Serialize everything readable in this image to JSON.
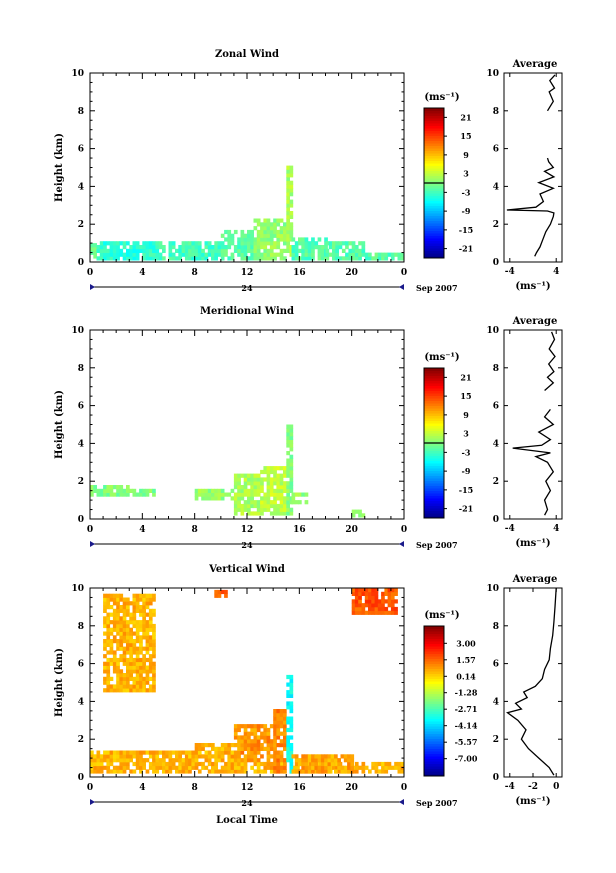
{
  "figure": {
    "xlabel": "Local Time",
    "date_label": "Sep 2007",
    "day_label": "24",
    "unit_label": "(ms⁻¹)",
    "profile_unit_label": "(ms⁻¹)"
  },
  "chart_data": [
    {
      "type": "heatmap",
      "title": "Zonal Wind",
      "xlabel": "",
      "ylabel": "Height (km)",
      "xlim": [
        0,
        24
      ],
      "ylim": [
        0,
        10
      ],
      "x_ticks": [
        "0",
        "4",
        "8",
        "12",
        "16",
        "20",
        "0"
      ],
      "y_ticks": [
        "0",
        "2",
        "4",
        "6",
        "8",
        "10"
      ],
      "colorbar": {
        "label": "(ms⁻¹)",
        "range": [
          -24,
          24
        ],
        "ticks": [
          "21",
          "15",
          "9",
          "3",
          "-3",
          "-9",
          "-15",
          "-21"
        ],
        "tick_values": [
          21,
          15,
          9,
          3,
          -3,
          -9,
          -15,
          -21
        ],
        "zero_line": 0
      },
      "regions": [
        {
          "t": [
            0,
            0.5
          ],
          "h": [
            0.2,
            1.0
          ],
          "v": -1
        },
        {
          "t": [
            0.5,
            5
          ],
          "h": [
            0.1,
            1.1
          ],
          "v": -4
        },
        {
          "t": [
            5,
            10
          ],
          "h": [
            0.1,
            1.1
          ],
          "v": -3
        },
        {
          "t": [
            10,
            12.5
          ],
          "h": [
            0.1,
            1.6
          ],
          "v": -2
        },
        {
          "t": [
            12.5,
            15
          ],
          "h": [
            0.1,
            2.3
          ],
          "v": 1
        },
        {
          "t": [
            15,
            15.4
          ],
          "h": [
            0.1,
            5.0
          ],
          "v": 2
        },
        {
          "t": [
            15.4,
            18
          ],
          "h": [
            0.1,
            1.3
          ],
          "v": -2
        },
        {
          "t": [
            18,
            21
          ],
          "h": [
            0.1,
            1.0
          ],
          "v": -2
        },
        {
          "t": [
            21,
            24
          ],
          "h": [
            0.1,
            0.4
          ],
          "v": -2
        }
      ],
      "profile": {
        "title": "Average",
        "xlabel": "(ms⁻¹)",
        "xlim": [
          -5,
          5
        ],
        "x_ticks": [
          "-4",
          "4"
        ],
        "x_tick_values": [
          -4,
          4
        ],
        "y_ticks": [
          "0",
          "2",
          "4",
          "6",
          "8",
          "10"
        ],
        "points": [
          [
            0.3,
            0.3
          ],
          [
            0.6,
            0.5
          ],
          [
            1.2,
            0.8
          ],
          [
            1.7,
            1.2
          ],
          [
            2.2,
            1.6
          ],
          [
            3.0,
            2.0
          ],
          [
            3.5,
            2.4
          ],
          [
            3.6,
            2.6
          ],
          [
            2.5,
            2.7
          ],
          [
            -4.5,
            2.75
          ],
          [
            0.5,
            2.9
          ],
          [
            1.8,
            3.2
          ],
          [
            1.2,
            3.6
          ],
          [
            3.5,
            3.9
          ],
          [
            1.0,
            4.2
          ],
          [
            3.6,
            4.5
          ],
          [
            2.0,
            4.8
          ],
          [
            3.5,
            5.0
          ],
          [
            2.7,
            5.3
          ],
          [
            2.5,
            5.5
          ]
        ],
        "upper_points": [
          [
            2.5,
            8.0
          ],
          [
            3.5,
            8.5
          ],
          [
            2.8,
            9.0
          ],
          [
            3.7,
            9.2
          ],
          [
            2.9,
            9.6
          ],
          [
            3.8,
            9.9
          ]
        ]
      }
    },
    {
      "type": "heatmap",
      "title": "Meridional Wind",
      "xlabel": "",
      "ylabel": "Height (km)",
      "xlim": [
        0,
        24
      ],
      "ylim": [
        0,
        10
      ],
      "x_ticks": [
        "0",
        "4",
        "8",
        "12",
        "16",
        "20",
        "0"
      ],
      "y_ticks": [
        "0",
        "2",
        "4",
        "6",
        "8",
        "10"
      ],
      "colorbar": {
        "label": "(ms⁻¹)",
        "range": [
          -24,
          24
        ],
        "ticks": [
          "21",
          "15",
          "9",
          "3",
          "-3",
          "-9",
          "-15",
          "-21"
        ],
        "tick_values": [
          21,
          15,
          9,
          3,
          -3,
          -9,
          -15,
          -21
        ],
        "zero_line": 0
      },
      "regions": [
        {
          "t": [
            0,
            3
          ],
          "h": [
            1.2,
            1.7
          ],
          "v": 0
        },
        {
          "t": [
            3,
            5
          ],
          "h": [
            1.2,
            1.6
          ],
          "v": 0
        },
        {
          "t": [
            8,
            11
          ],
          "h": [
            1.0,
            1.6
          ],
          "v": 1
        },
        {
          "t": [
            11,
            13
          ],
          "h": [
            0.2,
            2.4
          ],
          "v": 2
        },
        {
          "t": [
            13,
            15
          ],
          "h": [
            0.2,
            2.8
          ],
          "v": 3
        },
        {
          "t": [
            15,
            15.4
          ],
          "h": [
            0.2,
            5.0
          ],
          "v": 0
        },
        {
          "t": [
            15.4,
            16.5
          ],
          "h": [
            0.8,
            1.4
          ],
          "v": 1
        },
        {
          "t": [
            20,
            21
          ],
          "h": [
            0.1,
            0.4
          ],
          "v": 0
        }
      ],
      "profile": {
        "title": "Average",
        "xlabel": "(ms⁻¹)",
        "xlim": [
          -5,
          5
        ],
        "x_ticks": [
          "-4",
          "4"
        ],
        "x_tick_values": [
          -4,
          4
        ],
        "y_ticks": [
          "0",
          "2",
          "4",
          "6",
          "8",
          "10"
        ],
        "points": [
          [
            2.0,
            0.2
          ],
          [
            2.5,
            0.5
          ],
          [
            2.0,
            1.0
          ],
          [
            3.0,
            1.5
          ],
          [
            2.2,
            2.0
          ],
          [
            3.5,
            2.5
          ],
          [
            2.5,
            3.0
          ],
          [
            0.5,
            3.3
          ],
          [
            3.0,
            3.5
          ],
          [
            -3.5,
            3.75
          ],
          [
            1.5,
            3.9
          ],
          [
            3.0,
            4.2
          ],
          [
            1.0,
            4.6
          ],
          [
            3.5,
            5.0
          ],
          [
            2.0,
            5.4
          ],
          [
            3.0,
            5.8
          ]
        ],
        "upper_points": [
          [
            2.0,
            6.8
          ],
          [
            3.5,
            7.2
          ],
          [
            2.5,
            7.5
          ],
          [
            3.6,
            7.8
          ],
          [
            2.7,
            8.2
          ],
          [
            3.8,
            8.6
          ],
          [
            2.8,
            9.0
          ],
          [
            3.7,
            9.5
          ],
          [
            3.2,
            9.9
          ]
        ]
      }
    },
    {
      "type": "heatmap",
      "title": "Vertical Wind",
      "xlabel": "Local Time",
      "ylabel": "Height (km)",
      "xlim": [
        0,
        24
      ],
      "ylim": [
        0,
        10
      ],
      "x_ticks": [
        "0",
        "4",
        "8",
        "12",
        "16",
        "20",
        "0"
      ],
      "y_ticks": [
        "0",
        "2",
        "4",
        "6",
        "8",
        "10"
      ],
      "colorbar": {
        "label": "(ms⁻¹)",
        "range": [
          -8.5,
          4.5
        ],
        "ticks": [
          "3.00",
          "1.57",
          "0.14",
          "-1.28",
          "-2.71",
          "-4.14",
          "-5.57",
          "-7.00"
        ],
        "tick_values": [
          3.0,
          1.57,
          0.14,
          -1.28,
          -2.71,
          -4.14,
          -5.57,
          -7.0
        ],
        "zero_line": null
      },
      "regions": [
        {
          "t": [
            0,
            24
          ],
          "h": [
            0.2,
            0.8
          ],
          "v": 0.6
        },
        {
          "t": [
            0,
            8
          ],
          "h": [
            0.8,
            1.4
          ],
          "v": 0.6
        },
        {
          "t": [
            8,
            11
          ],
          "h": [
            0.8,
            1.8
          ],
          "v": 0.6
        },
        {
          "t": [
            11,
            14
          ],
          "h": [
            0.8,
            2.8
          ],
          "v": 1.0
        },
        {
          "t": [
            14,
            15
          ],
          "h": [
            0.2,
            3.6
          ],
          "v": 1.2
        },
        {
          "t": [
            15,
            15.4
          ],
          "h": [
            0.2,
            5.3
          ],
          "v": -3.5
        },
        {
          "t": [
            15.4,
            20
          ],
          "h": [
            0.2,
            1.1
          ],
          "v": 0.8
        },
        {
          "t": [
            1.0,
            5.0
          ],
          "h": [
            4.5,
            9.6
          ],
          "v": 0.6
        },
        {
          "t": [
            20.0,
            23.5
          ],
          "h": [
            8.6,
            9.9
          ],
          "v": 1.8
        },
        {
          "t": [
            9.5,
            10.5
          ],
          "h": [
            9.5,
            9.9
          ],
          "v": 1.8
        }
      ],
      "profile": {
        "title": "Average",
        "xlabel": "(ms⁻¹)",
        "xlim": [
          -4.5,
          0.5
        ],
        "x_ticks": [
          "-4",
          "-2",
          "0"
        ],
        "x_tick_values": [
          -4,
          -2,
          0
        ],
        "y_ticks": [
          "0",
          "2",
          "4",
          "6",
          "8",
          "10"
        ],
        "points": [
          [
            -0.2,
            0.1
          ],
          [
            -0.6,
            0.5
          ],
          [
            -1.5,
            1.0
          ],
          [
            -2.4,
            1.5
          ],
          [
            -3.0,
            2.0
          ],
          [
            -2.6,
            2.5
          ],
          [
            -3.3,
            3.0
          ],
          [
            -4.2,
            3.4
          ],
          [
            -3.0,
            3.6
          ],
          [
            -3.5,
            3.9
          ],
          [
            -2.5,
            4.2
          ],
          [
            -2.8,
            4.5
          ],
          [
            -1.8,
            4.8
          ],
          [
            -1.2,
            5.2
          ],
          [
            -1.0,
            5.7
          ],
          [
            -0.6,
            6.2
          ],
          [
            -0.5,
            6.8
          ],
          [
            -0.3,
            7.5
          ],
          [
            -0.2,
            8.2
          ],
          [
            -0.1,
            9.0
          ],
          [
            0.0,
            10.0
          ]
        ]
      }
    }
  ]
}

---

* Set exercise: Of the lines in the listing, how many hold the word "Local"? Nothing but the number is needed.

* Exercise response: 2